Written task:
Present every line in which the string "bieten" appears.

(Collection entries)
------------------------------------------------

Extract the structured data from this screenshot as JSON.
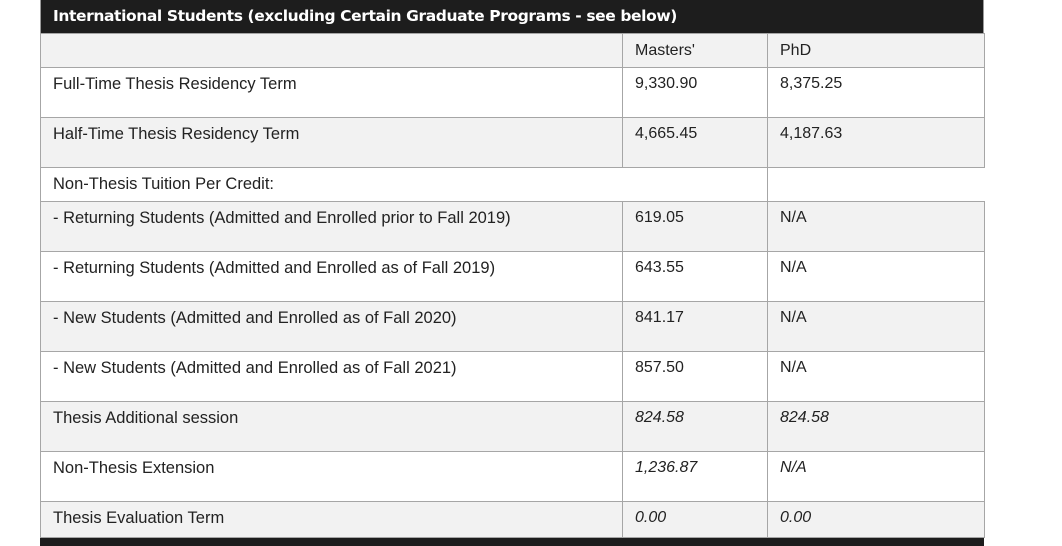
{
  "table": {
    "title": "International Students (excluding Certain Graduate Programs - see below)",
    "headers": [
      "",
      "Masters'",
      "PhD"
    ],
    "group_label": "Non-Thesis Tuition Per Credit:",
    "rows": [
      {
        "label": "Full-Time Thesis Residency Term",
        "masters": "9,330.90",
        "phd": "8,375.25"
      },
      {
        "label": "Half-Time Thesis Residency Term",
        "masters": "4,665.45",
        "phd": "4,187.63"
      },
      {
        "label": "- Returning Students (Admitted and Enrolled prior to Fall 2019)",
        "masters": "619.05",
        "phd": "N/A"
      },
      {
        "label": "- Returning Students (Admitted and Enrolled as of Fall 2019)",
        "masters": "643.55",
        "phd": "N/A"
      },
      {
        "label": "- New Students (Admitted and Enrolled as of Fall 2020)",
        "masters": "841.17",
        "phd": "N/A"
      },
      {
        "label": "- New Students (Admitted and Enrolled as of Fall 2021)",
        "masters": "857.50",
        "phd": "N/A"
      },
      {
        "label": "Thesis Additional session",
        "masters": "824.58",
        "phd": "824.58"
      },
      {
        "label": "Non-Thesis Extension",
        "masters": "1,236.87",
        "phd": "N/A"
      },
      {
        "label": "Thesis Evaluation Term",
        "masters": "0.00",
        "phd": "0.00"
      }
    ]
  }
}
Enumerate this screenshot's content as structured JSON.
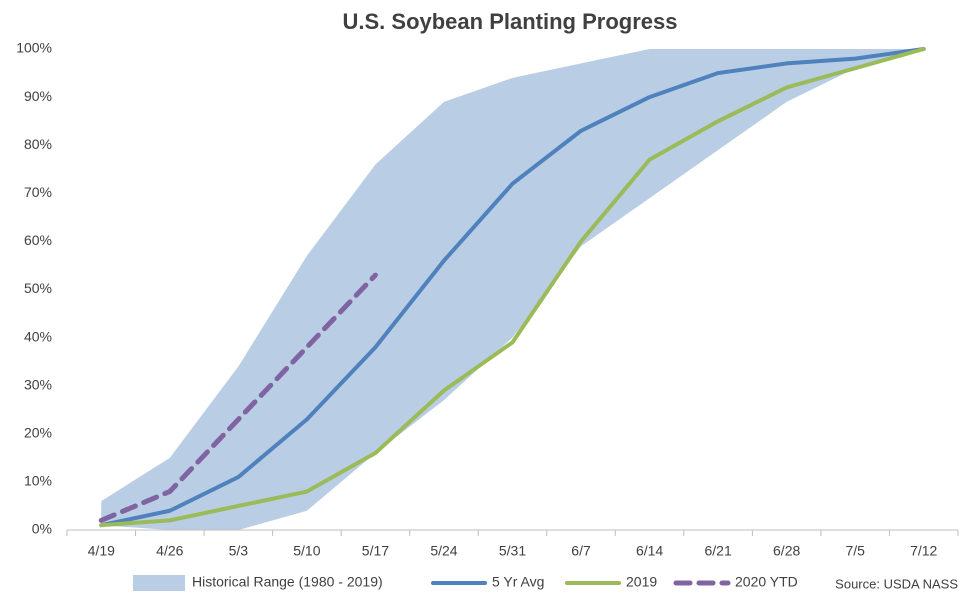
{
  "chart_data": {
    "type": "line",
    "title": "U.S. Soybean Planting Progress",
    "categories": [
      "4/19",
      "4/26",
      "5/3",
      "5/10",
      "5/17",
      "5/24",
      "5/31",
      "6/7",
      "6/14",
      "6/21",
      "6/28",
      "7/5",
      "7/12"
    ],
    "series": [
      {
        "name": "Historical Range (1980 - 2019)",
        "color": "#b9cde5",
        "style": "range",
        "values": [
          6,
          15,
          34,
          57,
          76,
          89,
          94,
          97,
          100,
          100,
          100,
          100,
          100
        ],
        "lower": [
          1,
          0,
          0,
          4,
          16,
          27,
          40,
          59,
          69,
          79,
          89,
          96,
          100
        ]
      },
      {
        "name": "5 Yr Avg",
        "color": "#4f81bd",
        "style": "solid",
        "values": [
          1,
          4,
          11,
          23,
          38,
          56,
          72,
          83,
          90,
          95,
          97,
          98,
          100
        ]
      },
      {
        "name": "2019",
        "color": "#9bbb59",
        "style": "solid",
        "values": [
          1,
          2,
          5,
          8,
          16,
          29,
          39,
          60,
          77,
          85,
          92,
          96,
          100
        ]
      },
      {
        "name": "2020 YTD",
        "color": "#8064a2",
        "style": "dashed",
        "values": [
          2,
          8,
          23,
          38,
          53,
          null,
          null,
          null,
          null,
          null,
          null,
          null,
          null
        ]
      }
    ],
    "ylim": [
      0,
      100
    ],
    "yticks": [
      {
        "value": 0,
        "label": "0%"
      },
      {
        "value": 10,
        "label": "10%"
      },
      {
        "value": 20,
        "label": "20%"
      },
      {
        "value": 30,
        "label": "30%"
      },
      {
        "value": 40,
        "label": "40%"
      },
      {
        "value": 50,
        "label": "50%"
      },
      {
        "value": 60,
        "label": "60%"
      },
      {
        "value": 70,
        "label": "70%"
      },
      {
        "value": 80,
        "label": "80%"
      },
      {
        "value": 90,
        "label": "90%"
      },
      {
        "value": 100,
        "label": "100%"
      }
    ],
    "grid": false,
    "legend": "bottom",
    "source": "Source: USDA NASS"
  }
}
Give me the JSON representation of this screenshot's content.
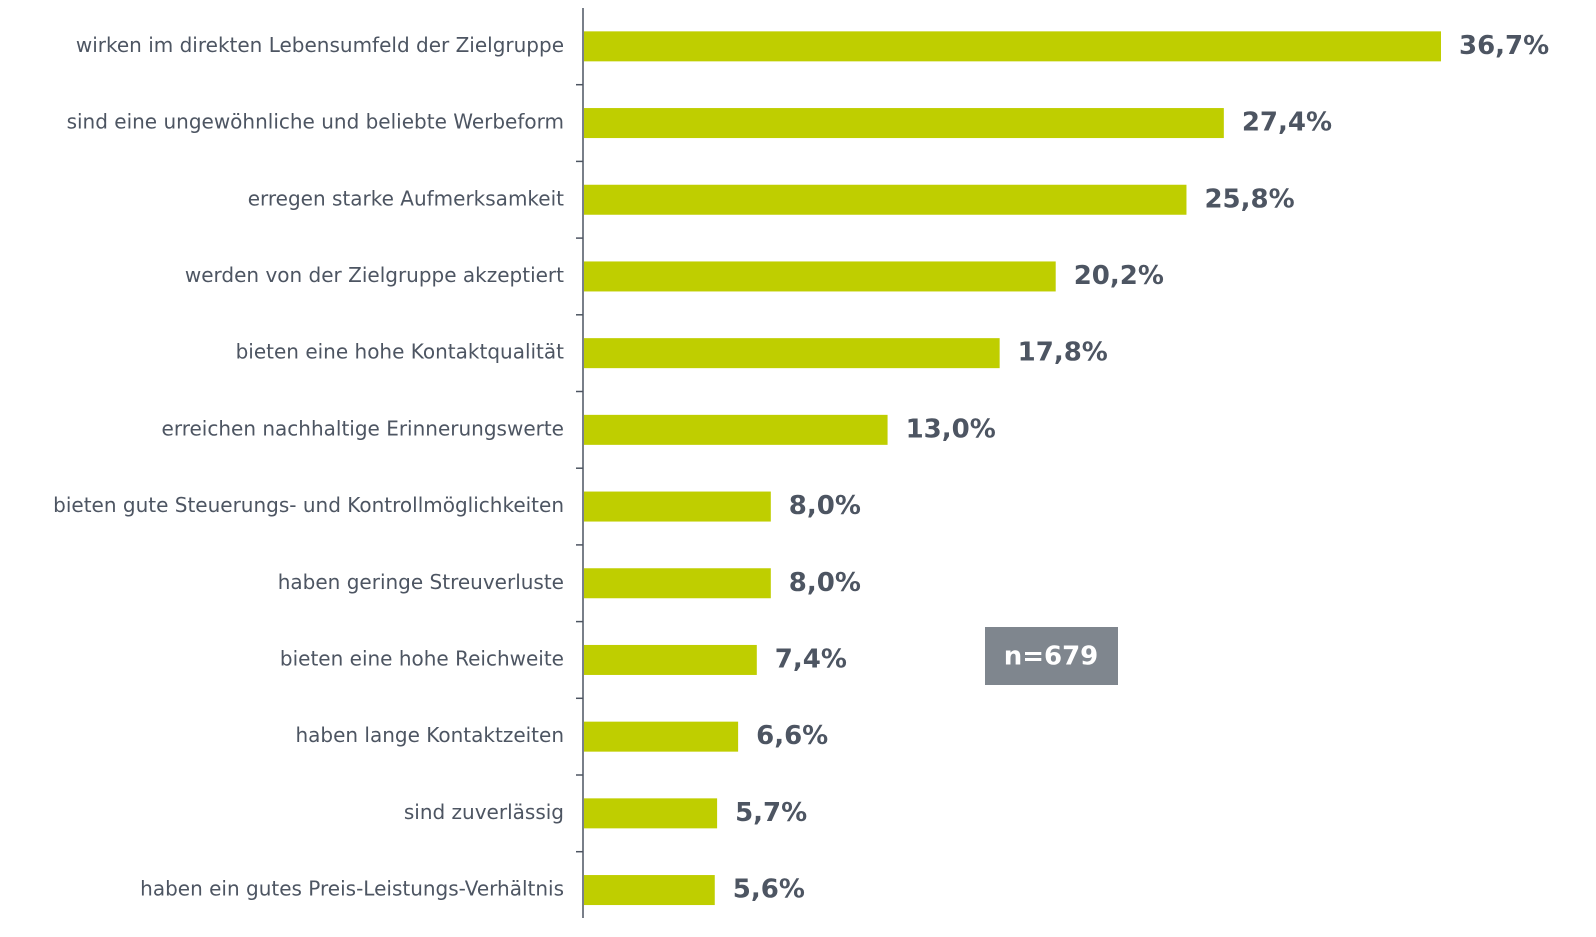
{
  "chart_data": {
    "type": "barh",
    "categories": [
      "wirken im direkten Lebensumfeld der Zielgruppe",
      "sind eine ungewöhnliche und beliebte Werbeform",
      "erregen starke Aufmerksamkeit",
      "werden von der Zielgruppe akzeptiert",
      "bieten eine hohe Kontaktqualität",
      "erreichen nachhaltige Erinnerungswerte",
      "bieten gute Steuerungs- und Kontrollmöglichkeiten",
      "haben geringe Streuverluste",
      "bieten eine hohe Reichweite",
      "haben lange Kontaktzeiten",
      "sind zuverlässig",
      "haben ein gutes Preis-Leistungs-Verhältnis"
    ],
    "values": [
      36.7,
      27.4,
      25.8,
      20.2,
      17.8,
      13.0,
      8.0,
      8.0,
      7.4,
      6.6,
      5.7,
      5.6
    ],
    "value_labels": [
      "36,7%",
      "27,4%",
      "25,8%",
      "20,2%",
      "17,8%",
      "13,0%",
      "8,0%",
      "8,0%",
      "7,4%",
      "6,6%",
      "5,7%",
      "5,6%"
    ],
    "color": "#bfce00",
    "annotation": "n=679"
  }
}
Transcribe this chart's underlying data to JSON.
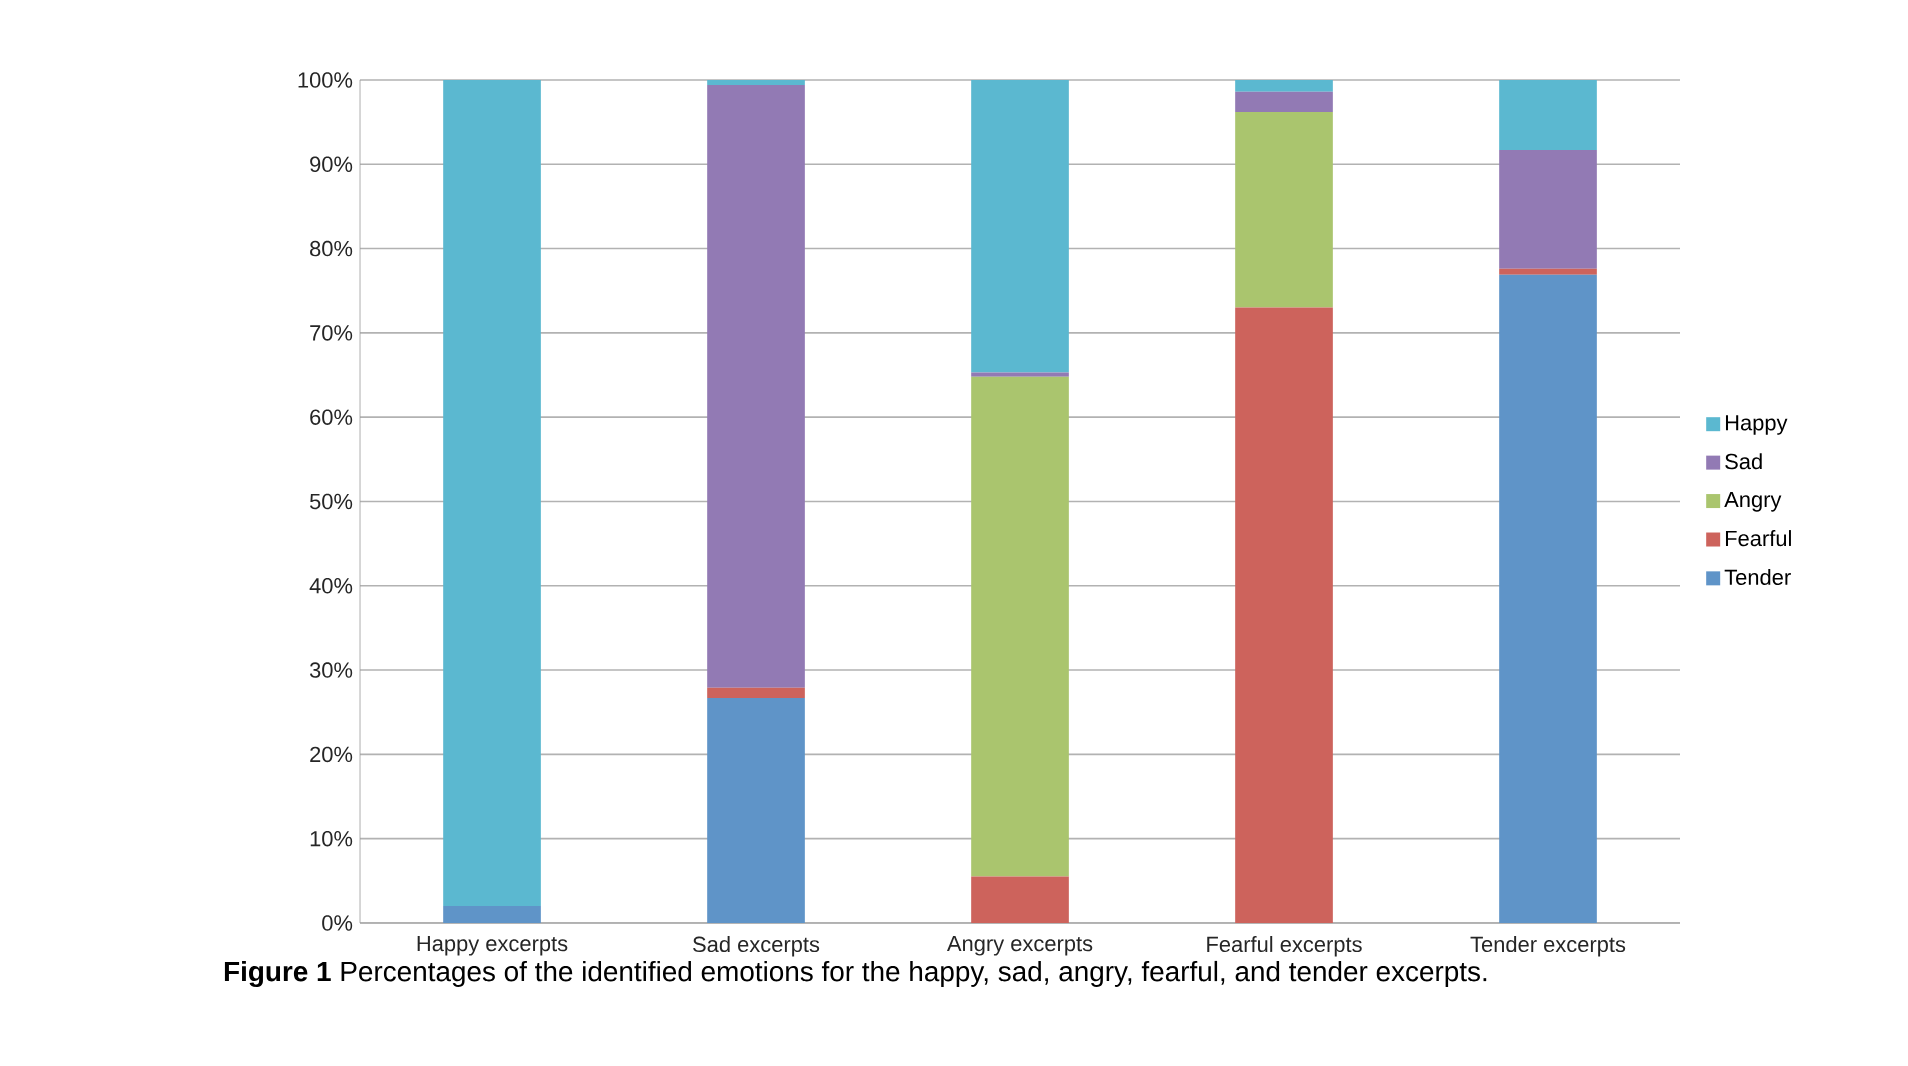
{
  "chart_data": {
    "type": "bar",
    "stacked": true,
    "categories": [
      "Happy excerpts",
      "Sad excerpts",
      "Angry excerpts",
      "Fearful excerpts",
      "Tender excerpts"
    ],
    "series": [
      {
        "name": "Tender",
        "color": "#5f94c8",
        "values": [
          2,
          26.7,
          0,
          0,
          76.9
        ]
      },
      {
        "name": "Fearful",
        "color": "#cd635c",
        "values": [
          0,
          1.2,
          5.5,
          73,
          0.7
        ]
      },
      {
        "name": "Angry",
        "color": "#aac56e",
        "values": [
          0,
          0,
          59.3,
          23.2,
          0
        ]
      },
      {
        "name": "Sad",
        "color": "#927ab4",
        "values": [
          0,
          71.5,
          0.5,
          2.4,
          14.1
        ]
      },
      {
        "name": "Happy",
        "color": "#5bb8d0",
        "values": [
          98,
          0.6,
          34.7,
          1.4,
          8.3
        ]
      }
    ],
    "ylim": [
      0,
      100
    ],
    "yticks": [
      {
        "value": 0,
        "label": "0%"
      },
      {
        "value": 10,
        "label": "10%"
      },
      {
        "value": 20,
        "label": "20%"
      },
      {
        "value": 30,
        "label": "30%"
      },
      {
        "value": 40,
        "label": "40%"
      },
      {
        "value": 50,
        "label": "50%"
      },
      {
        "value": 60,
        "label": "60%"
      },
      {
        "value": 70,
        "label": "70%"
      },
      {
        "value": 80,
        "label": "80%"
      },
      {
        "value": 90,
        "label": "90%"
      },
      {
        "value": 100,
        "label": "100%"
      }
    ],
    "grid": "y",
    "legend": "right",
    "annotations": [
      "**Figure 1** Percentages of the identified emotions for the happy, sad, angry, fearful, and tender excerpts."
    ]
  }
}
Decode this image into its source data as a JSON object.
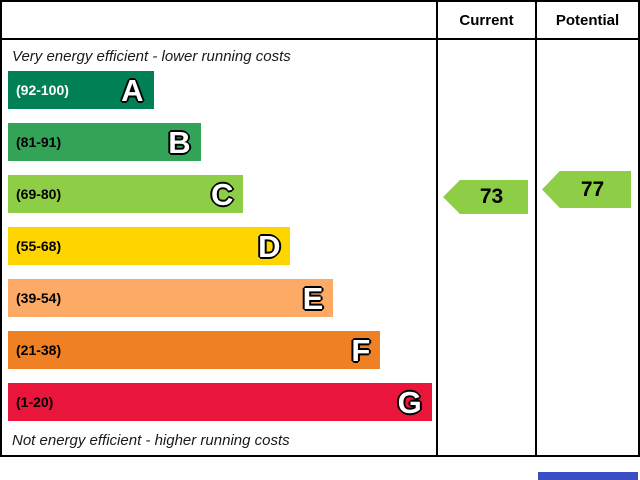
{
  "header": {
    "current": "Current",
    "potential": "Potential"
  },
  "captions": {
    "top": "Very energy efficient - lower running costs",
    "bottom": "Not energy efficient - higher running costs"
  },
  "bands": [
    {
      "letter": "A",
      "range": "(92-100)",
      "color": "#008054",
      "range_color": "#ffffff",
      "width": "34%"
    },
    {
      "letter": "B",
      "range": "(81-91)",
      "color": "#33a357",
      "range_color": "#000000",
      "width": "45%"
    },
    {
      "letter": "C",
      "range": "(69-80)",
      "color": "#8dce46",
      "range_color": "#000000",
      "width": "55%"
    },
    {
      "letter": "D",
      "range": "(55-68)",
      "color": "#ffd500",
      "range_color": "#000000",
      "width": "66%"
    },
    {
      "letter": "E",
      "range": "(39-54)",
      "color": "#fcaa65",
      "range_color": "#000000",
      "width": "76%"
    },
    {
      "letter": "F",
      "range": "(21-38)",
      "color": "#ef8023",
      "range_color": "#000000",
      "width": "87%"
    },
    {
      "letter": "G",
      "range": "(1-20)",
      "color": "#e9153b",
      "range_color": "#000000",
      "width": "99%"
    }
  ],
  "ratings": {
    "current": {
      "value": "73",
      "color": "#8dce46"
    },
    "potential": {
      "value": "77",
      "color": "#8dce46"
    }
  },
  "footer": {
    "accent_color": "#3b4fc4"
  },
  "chart_data": {
    "type": "bar",
    "title": "Energy Efficiency Rating",
    "categories": [
      "A",
      "B",
      "C",
      "D",
      "E",
      "F",
      "G"
    ],
    "ranges": [
      "(92-100)",
      "(81-91)",
      "(69-80)",
      "(55-68)",
      "(39-54)",
      "(21-38)",
      "(1-20)"
    ],
    "band_colors": [
      "#008054",
      "#33a357",
      "#8dce46",
      "#ffd500",
      "#fcaa65",
      "#ef8023",
      "#e9153b"
    ],
    "series": [
      {
        "name": "Current",
        "value": 73,
        "band": "C"
      },
      {
        "name": "Potential",
        "value": 77,
        "band": "C"
      }
    ],
    "xlabel": "",
    "ylabel": "",
    "value_range": [
      1,
      100
    ],
    "grid": false,
    "legend_position": "top-columns",
    "annotations": [
      "Very energy efficient - lower running costs",
      "Not energy efficient - higher running costs"
    ]
  }
}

------------------------------------------------

Solved problem:
      "bieten eine hohe Kontaktqualität",
      "bieten gute Steuerungs- und Kontrollmöglichkeiten",
      "bieten eine hohe Reichweite",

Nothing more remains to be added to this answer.